PROBLEM STATEMENT:
Select all lines in the records that include "about".

MATERIAL FOR THIS EXERCISE:
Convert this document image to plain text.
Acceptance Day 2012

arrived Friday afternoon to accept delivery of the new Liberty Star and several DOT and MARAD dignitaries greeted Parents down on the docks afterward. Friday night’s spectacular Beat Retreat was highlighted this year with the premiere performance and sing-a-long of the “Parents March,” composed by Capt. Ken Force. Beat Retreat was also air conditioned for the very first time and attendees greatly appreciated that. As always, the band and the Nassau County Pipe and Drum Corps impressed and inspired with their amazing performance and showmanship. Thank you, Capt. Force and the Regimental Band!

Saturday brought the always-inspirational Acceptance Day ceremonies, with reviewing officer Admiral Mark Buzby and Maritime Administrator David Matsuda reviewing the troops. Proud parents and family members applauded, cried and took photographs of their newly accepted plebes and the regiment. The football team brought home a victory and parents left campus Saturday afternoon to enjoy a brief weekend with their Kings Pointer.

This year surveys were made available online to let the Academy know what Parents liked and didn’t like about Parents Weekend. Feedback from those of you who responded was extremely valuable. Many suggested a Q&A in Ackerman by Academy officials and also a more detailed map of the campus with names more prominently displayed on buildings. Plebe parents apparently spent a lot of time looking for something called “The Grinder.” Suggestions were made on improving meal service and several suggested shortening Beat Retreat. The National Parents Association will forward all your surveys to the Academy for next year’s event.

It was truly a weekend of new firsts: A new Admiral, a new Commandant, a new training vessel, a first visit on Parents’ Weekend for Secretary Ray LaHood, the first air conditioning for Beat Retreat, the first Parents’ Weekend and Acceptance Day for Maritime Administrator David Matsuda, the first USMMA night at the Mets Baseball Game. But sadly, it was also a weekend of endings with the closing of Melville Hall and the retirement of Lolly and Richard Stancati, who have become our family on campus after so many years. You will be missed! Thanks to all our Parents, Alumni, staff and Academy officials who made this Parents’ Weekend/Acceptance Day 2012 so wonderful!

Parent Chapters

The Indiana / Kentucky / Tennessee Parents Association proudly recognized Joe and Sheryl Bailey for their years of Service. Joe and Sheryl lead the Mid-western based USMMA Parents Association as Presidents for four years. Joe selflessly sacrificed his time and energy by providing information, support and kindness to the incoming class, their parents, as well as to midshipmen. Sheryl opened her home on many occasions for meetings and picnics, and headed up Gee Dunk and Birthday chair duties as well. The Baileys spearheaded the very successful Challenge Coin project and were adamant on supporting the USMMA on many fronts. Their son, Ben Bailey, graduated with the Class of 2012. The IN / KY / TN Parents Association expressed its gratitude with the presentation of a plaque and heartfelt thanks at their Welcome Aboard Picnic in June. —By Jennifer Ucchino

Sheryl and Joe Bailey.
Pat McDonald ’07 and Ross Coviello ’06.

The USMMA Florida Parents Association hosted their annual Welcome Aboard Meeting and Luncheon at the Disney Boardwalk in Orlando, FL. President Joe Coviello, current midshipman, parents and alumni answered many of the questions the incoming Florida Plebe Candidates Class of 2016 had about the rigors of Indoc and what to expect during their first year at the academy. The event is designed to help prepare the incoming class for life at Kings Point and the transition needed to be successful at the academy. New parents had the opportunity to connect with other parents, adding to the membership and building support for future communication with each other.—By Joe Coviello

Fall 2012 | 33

THE OUTPUT:
This year surveys were made available online to let the Academy know what Parents liked and didn’t like about Parents Weekend. Feedback from those of you who responded was extremely valuable. Many suggested a Q&A in Ackerman by Academy officials and also a more detailed map of the campus with names more prominently displayed on buildings. Plebe parents apparently spent a lot of time looking for something called “The Grinder.” Suggestions were made on improving meal service and several suggested shortening Beat Retreat. The National Parents Association will forward all your surveys to the Academy for next year’s event.
The USMMA Florida Parents Association hosted their annual Welcome Aboard Meeting and Luncheon at the Disney Boardwalk in Orlando, FL. President Joe Coviello, current midshipman, parents and alumni answered many of the questions the incoming Florida Plebe Candidates Class of 2016 had about the rigors of Indoc and what to expect during their first year at the academy. The event is designed to help prepare the incoming class for life at Kings Point and the transition needed to be successful at the academy. New parents had the opportunity to connect with other parents, adding to the membership and building support for future communication with each other.—By Joe Coviello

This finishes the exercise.